Reproduce the passage of the 3D Additivist Cookbook review starting at "There seems to" and ending at "a quick profit.".

**Document excerpt**
++++++++++

Overall the 3D Additivist Cookbook is a mix of the good, the bad, and irrelevant articles. It is not organized anything like the original Manifesto, nor is it coherent enough to make much sense as a whole. I was hoping for something more organized and actually relevant to 3D printing, not a liberal arts rag; the gem articles in the Cookbook are too far buried under crap written by pretensions art majors armed with a thesaurus and no writing skills. If I paid for this I would ask for a refund. The Cookbook has some potential if it would look for writers outside a liberal arts college.
The 3D PDF format is also clunky given the file size and 3D animations in the text. Combining 3D animations in a PDF document is just not an effective way to view a file.
I hope in the future that new revisions of the Cookbook will publish more pertinent articles on actual 3D printing. It is hard to read the Cookbook as a whole, and individual articles in it are unreadable waste of bandwidth.
DISCLAIMER : Consult with a lawyer before performing any of the questionably legal actions described in the Cookbook. 3D-PT does not condone or condemn any of the actions listed, but you are responsible for your own actions.
There seems to be a lot of confusion around copyrights and intellectual property these days and there are good reasons for this which I will not cover here. The reality is that you are free to copy any product, idea, or invention as long as it is for a non-commercial purpose i.e. only for your own personal use as long as you do not try to profit from it. So yes you can look up any item on Google Patents or any other patent repository to learn how something is made and then use your 3D printer, CNC, tools, or other equipment that you may have to replicate and/or improve upon the item and free yourself from the global corporations who have been raping the planet and trashing the environment without any regard for the future of humanity solely to make a quick profit.
Peace!
There is so much to do by myself instead to copy something else, but if someone wants… Great article.
thanks for the info
Your Welcome!
These printers never cease to amaze me on what they can do. There are so many things you can make with them and I think as long as you are keeping the things you make for yourself there shouldn’t be any problems.
It is amazing and Interesting what one can Think, Create and Print
my kind of stuff, thanks
cant wait to see where the tech is in 5years
Mmmm.. Cat crap yoghurt… They sure do know the way to a cat lady’s heart. I am a bit bummed to find that the anthology isn’t curated better. Although it does take a lot of work to even get this far. The job of getting people to submit articles in a timely and relevant manner is challenging to say the least.

++++++++++

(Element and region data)
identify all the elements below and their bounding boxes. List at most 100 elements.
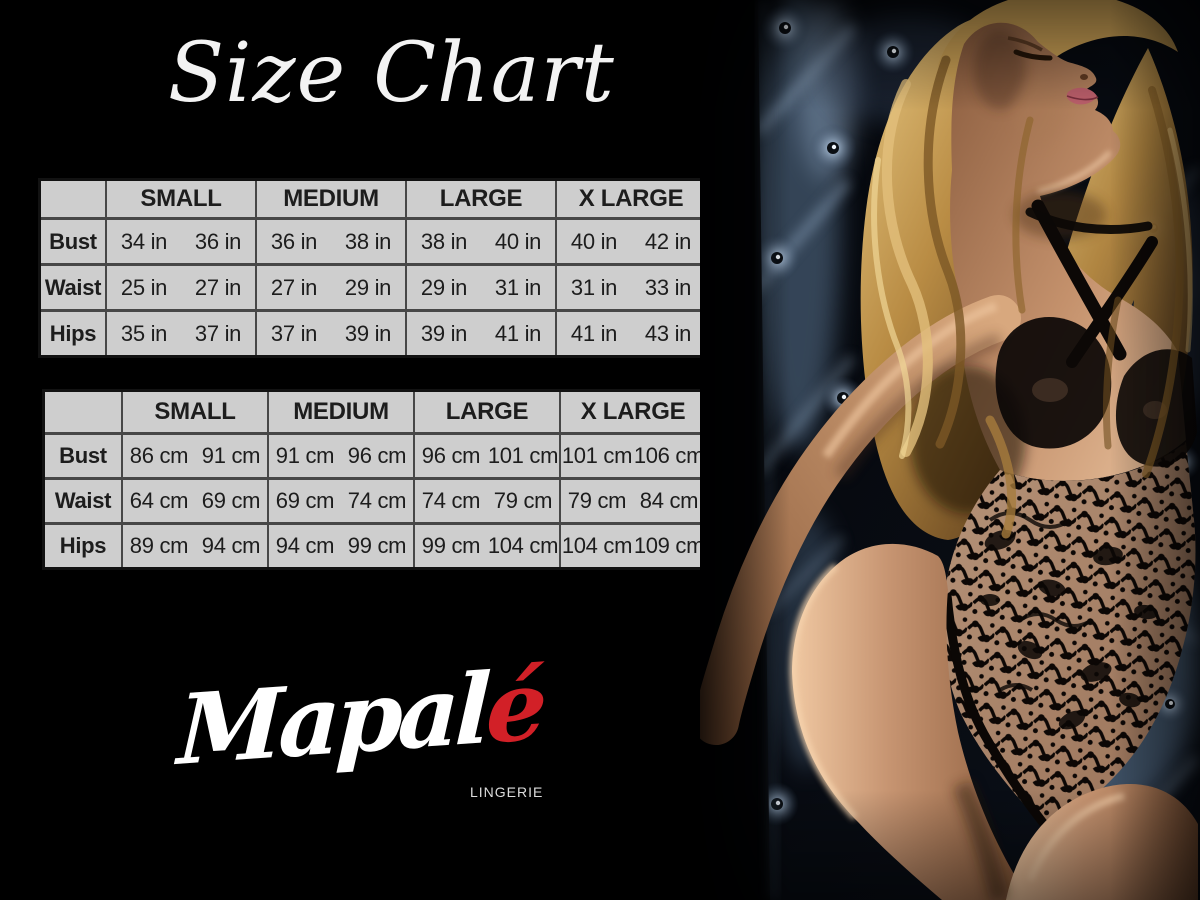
measurement-value: 106 cm <box>633 443 705 468</box>
size-range-cell: 91 cm 96 cm <box>269 435 413 477</box>
size-column-header: SMALL <box>107 181 255 217</box>
size-range-cell: 40 in 42 in <box>557 220 705 263</box>
size-column-header: X LARGE <box>561 392 705 432</box>
measurement-value: 89 cm <box>129 533 189 558</box>
measurement-value: 41 in <box>494 320 542 346</box>
measurement-value: 29 in <box>420 274 468 300</box>
size-table-centimeters: SMALL MEDIUM LARGE X LARGE Bust 86 cm 91 cm 91 … <box>42 389 708 570</box>
brand-accent-letter: é <box>484 647 545 766</box>
measurement-value: 39 in <box>344 320 392 346</box>
size-column-header: MEDIUM <box>257 181 405 217</box>
brand-logo: Mapalé LINGERIE <box>148 648 572 818</box>
measurement-value: 94 cm <box>275 533 335 558</box>
measurement-value: 43 in <box>644 320 692 346</box>
measurement-value: 38 in <box>344 228 392 254</box>
measurement-value: 86 cm <box>129 443 189 468</box>
measurement-value: 96 cm <box>421 443 481 468</box>
measurement-value: 33 in <box>644 274 692 300</box>
measurement-value: 84 cm <box>639 488 699 513</box>
measurement-value: 36 in <box>270 228 318 254</box>
measurement-value: 27 in <box>270 274 318 300</box>
measurement-value: 37 in <box>270 320 318 346</box>
measurement-value: 37 in <box>194 320 242 346</box>
size-range-cell: 38 in 40 in <box>407 220 555 263</box>
measurement-value: 99 cm <box>421 533 481 558</box>
measurement-value: 25 in <box>120 274 168 300</box>
size-range-cell: 29 in 31 in <box>407 266 555 309</box>
size-column-header: LARGE <box>407 181 555 217</box>
size-column-header: MEDIUM <box>269 392 413 432</box>
measurement-value: 35 in <box>120 320 168 346</box>
measurement-value: 109 cm <box>633 533 705 558</box>
measurement-value: 74 cm <box>421 488 481 513</box>
size-range-cell: 34 in 36 in <box>107 220 255 263</box>
page-title: Size Chart <box>168 26 615 121</box>
jaw-highlight <box>1037 150 1112 195</box>
model-photo-illustration <box>700 0 1200 900</box>
size-range-cell: 64 cm 69 cm <box>123 480 267 522</box>
measurement-value: 64 cm <box>129 488 189 513</box>
measurement-value: 42 in <box>644 228 692 254</box>
measurement-value: 36 in <box>194 228 242 254</box>
table-corner-cell <box>41 181 105 217</box>
measurement-value: 99 cm <box>347 533 407 558</box>
measurement-value: 31 in <box>494 274 542 300</box>
measurement-value: 104 cm <box>487 533 559 558</box>
measurement-value: 39 in <box>420 320 468 346</box>
measurement-value: 27 in <box>194 274 242 300</box>
size-range-cell: 41 in 43 in <box>557 312 705 355</box>
measurement-value: 91 cm <box>275 443 335 468</box>
measurement-value: 40 in <box>494 228 542 254</box>
measurement-row-label: Hips <box>45 525 121 567</box>
size-column-header: LARGE <box>415 392 559 432</box>
measurement-row-label: Bust <box>41 220 105 263</box>
measurement-value: 101 cm <box>561 443 633 468</box>
measurement-value: 34 in <box>120 228 168 254</box>
size-range-cell: 25 in 27 in <box>107 266 255 309</box>
measurement-value: 41 in <box>570 320 618 346</box>
measurement-value: 104 cm <box>561 533 633 558</box>
model-photo <box>700 0 1200 900</box>
size-range-cell: 27 in 29 in <box>257 266 405 309</box>
size-range-cell: 79 cm 84 cm <box>561 480 705 522</box>
size-range-cell: 96 cm 101 cm <box>415 435 559 477</box>
measurement-row-label: Bust <box>45 435 121 477</box>
size-table-inches: SMALL MEDIUM LARGE X LARGE Bust 34 in 36 in 36 … <box>38 178 708 358</box>
size-range-cell: 104 cm 109 cm <box>561 525 705 567</box>
brand-wordmark: Mapalé <box>146 633 574 803</box>
brand-wordmark-main: Mapal <box>175 651 489 788</box>
measurement-value: 79 cm <box>567 488 627 513</box>
measurement-value: 91 cm <box>201 443 261 468</box>
size-column-header: X LARGE <box>557 181 705 217</box>
size-range-cell: 99 cm 104 cm <box>415 525 559 567</box>
measurement-value: 69 cm <box>201 488 261 513</box>
size-range-cell: 36 in 38 in <box>257 220 405 263</box>
size-range-cell: 94 cm 99 cm <box>269 525 413 567</box>
measurement-value: 94 cm <box>201 533 261 558</box>
measurement-value: 38 in <box>420 228 468 254</box>
size-range-cell: 39 in 41 in <box>407 312 555 355</box>
measurement-value: 69 cm <box>275 488 335 513</box>
size-range-cell: 86 cm 91 cm <box>123 435 267 477</box>
size-range-cell: 101 cm 106 cm <box>561 435 705 477</box>
measurement-value: 40 in <box>570 228 618 254</box>
measurement-value: 79 cm <box>493 488 553 513</box>
table-corner-cell <box>45 392 121 432</box>
measurement-row-label: Waist <box>41 266 105 309</box>
size-range-cell: 89 cm 94 cm <box>123 525 267 567</box>
measurement-row-label: Waist <box>45 480 121 522</box>
size-range-cell: 74 cm 79 cm <box>415 480 559 522</box>
size-range-cell: 37 in 39 in <box>257 312 405 355</box>
photo-vignette <box>700 0 1200 900</box>
brand-tagline: LINGERIE <box>470 784 544 800</box>
measurement-row-label: Hips <box>41 312 105 355</box>
measurement-value: 31 in <box>570 274 618 300</box>
size-column-header: SMALL <box>123 392 267 432</box>
size-range-cell: 35 in 37 in <box>107 312 255 355</box>
size-range-cell: 69 cm 74 cm <box>269 480 413 522</box>
size-range-cell: 31 in 33 in <box>557 266 705 309</box>
measurement-value: 29 in <box>344 274 392 300</box>
measurement-value: 101 cm <box>487 443 559 468</box>
measurement-value: 96 cm <box>347 443 407 468</box>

++++++++++

**Exercise solution**
There seems to be a lot of confusion around copyrights and intellectual property these days and there are good reasons for this which I will not cover here. The reality is that you are free to copy any product, idea, or invention as long as it is for a non-commercial purpose i.e. only for your own personal use as long as you do not try to profit from it. So yes you can look up any item on Google Patents or any other patent repository to learn how something is made and then use your 3D printer, CNC, tools, or other equipment that you may have to replicate and/or improve upon the item and free yourself from the global corporations who have been raping the planet and trashing the environment without any regard for the future of humanity solely to make a quick profit.